Find and copy each line of the records where the string "KBytes" shows up.
+++ Data for this exercise +++
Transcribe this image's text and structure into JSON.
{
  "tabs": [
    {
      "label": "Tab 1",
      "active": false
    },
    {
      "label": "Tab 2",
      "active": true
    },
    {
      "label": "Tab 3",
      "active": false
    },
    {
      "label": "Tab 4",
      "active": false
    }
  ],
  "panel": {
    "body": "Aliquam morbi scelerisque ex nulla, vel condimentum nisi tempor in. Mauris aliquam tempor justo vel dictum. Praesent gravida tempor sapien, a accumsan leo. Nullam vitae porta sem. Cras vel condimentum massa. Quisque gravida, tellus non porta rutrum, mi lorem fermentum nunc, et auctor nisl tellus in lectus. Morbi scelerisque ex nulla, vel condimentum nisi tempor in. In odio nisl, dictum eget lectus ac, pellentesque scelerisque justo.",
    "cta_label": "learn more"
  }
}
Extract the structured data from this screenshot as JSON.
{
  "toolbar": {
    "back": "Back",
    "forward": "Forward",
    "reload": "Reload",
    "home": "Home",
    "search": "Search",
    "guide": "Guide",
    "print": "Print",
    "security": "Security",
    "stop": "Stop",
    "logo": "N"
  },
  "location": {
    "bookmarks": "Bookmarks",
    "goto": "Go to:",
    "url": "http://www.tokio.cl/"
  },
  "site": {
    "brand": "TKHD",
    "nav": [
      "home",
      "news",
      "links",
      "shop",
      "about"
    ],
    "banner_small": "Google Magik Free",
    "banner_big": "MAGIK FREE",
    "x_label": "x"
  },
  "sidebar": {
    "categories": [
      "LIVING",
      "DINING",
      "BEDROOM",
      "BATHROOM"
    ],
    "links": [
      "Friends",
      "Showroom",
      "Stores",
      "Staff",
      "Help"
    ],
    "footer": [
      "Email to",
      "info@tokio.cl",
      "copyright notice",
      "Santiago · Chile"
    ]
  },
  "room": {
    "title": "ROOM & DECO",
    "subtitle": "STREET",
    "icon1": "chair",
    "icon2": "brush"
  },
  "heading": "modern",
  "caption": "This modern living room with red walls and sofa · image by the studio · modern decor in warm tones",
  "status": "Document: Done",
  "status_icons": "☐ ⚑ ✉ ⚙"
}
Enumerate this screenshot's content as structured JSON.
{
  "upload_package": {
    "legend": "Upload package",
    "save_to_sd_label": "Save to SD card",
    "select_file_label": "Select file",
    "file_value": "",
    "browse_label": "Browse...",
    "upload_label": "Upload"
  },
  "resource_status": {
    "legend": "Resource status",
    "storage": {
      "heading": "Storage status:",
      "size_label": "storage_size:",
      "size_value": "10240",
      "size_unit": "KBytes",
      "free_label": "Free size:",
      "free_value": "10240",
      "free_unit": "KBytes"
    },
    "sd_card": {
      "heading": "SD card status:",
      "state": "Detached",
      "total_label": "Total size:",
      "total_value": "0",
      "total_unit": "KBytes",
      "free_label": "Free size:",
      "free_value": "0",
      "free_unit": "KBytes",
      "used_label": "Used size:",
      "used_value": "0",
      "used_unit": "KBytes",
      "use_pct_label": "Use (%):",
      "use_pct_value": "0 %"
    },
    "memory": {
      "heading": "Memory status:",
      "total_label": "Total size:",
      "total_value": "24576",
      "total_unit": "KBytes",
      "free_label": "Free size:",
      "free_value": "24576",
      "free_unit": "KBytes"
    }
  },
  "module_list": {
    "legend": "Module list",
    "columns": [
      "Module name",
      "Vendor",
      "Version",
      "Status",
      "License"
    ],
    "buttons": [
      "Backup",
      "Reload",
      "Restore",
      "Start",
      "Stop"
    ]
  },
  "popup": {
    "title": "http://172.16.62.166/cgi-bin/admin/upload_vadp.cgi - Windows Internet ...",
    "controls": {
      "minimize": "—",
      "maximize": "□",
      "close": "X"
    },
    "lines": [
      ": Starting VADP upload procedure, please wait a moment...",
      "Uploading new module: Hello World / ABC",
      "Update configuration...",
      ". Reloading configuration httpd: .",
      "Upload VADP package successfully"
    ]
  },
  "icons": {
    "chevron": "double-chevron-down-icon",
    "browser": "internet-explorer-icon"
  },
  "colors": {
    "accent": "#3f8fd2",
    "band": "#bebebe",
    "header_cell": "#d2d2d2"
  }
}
+++
### Solution below
      "size_unit": "KBytes",
      "free_unit": "KBytes"
      "total_unit": "KBytes",
      "free_unit": "KBytes",
      "used_unit": "KBytes",
      "total_unit": "KBytes",
      "free_unit": "KBytes"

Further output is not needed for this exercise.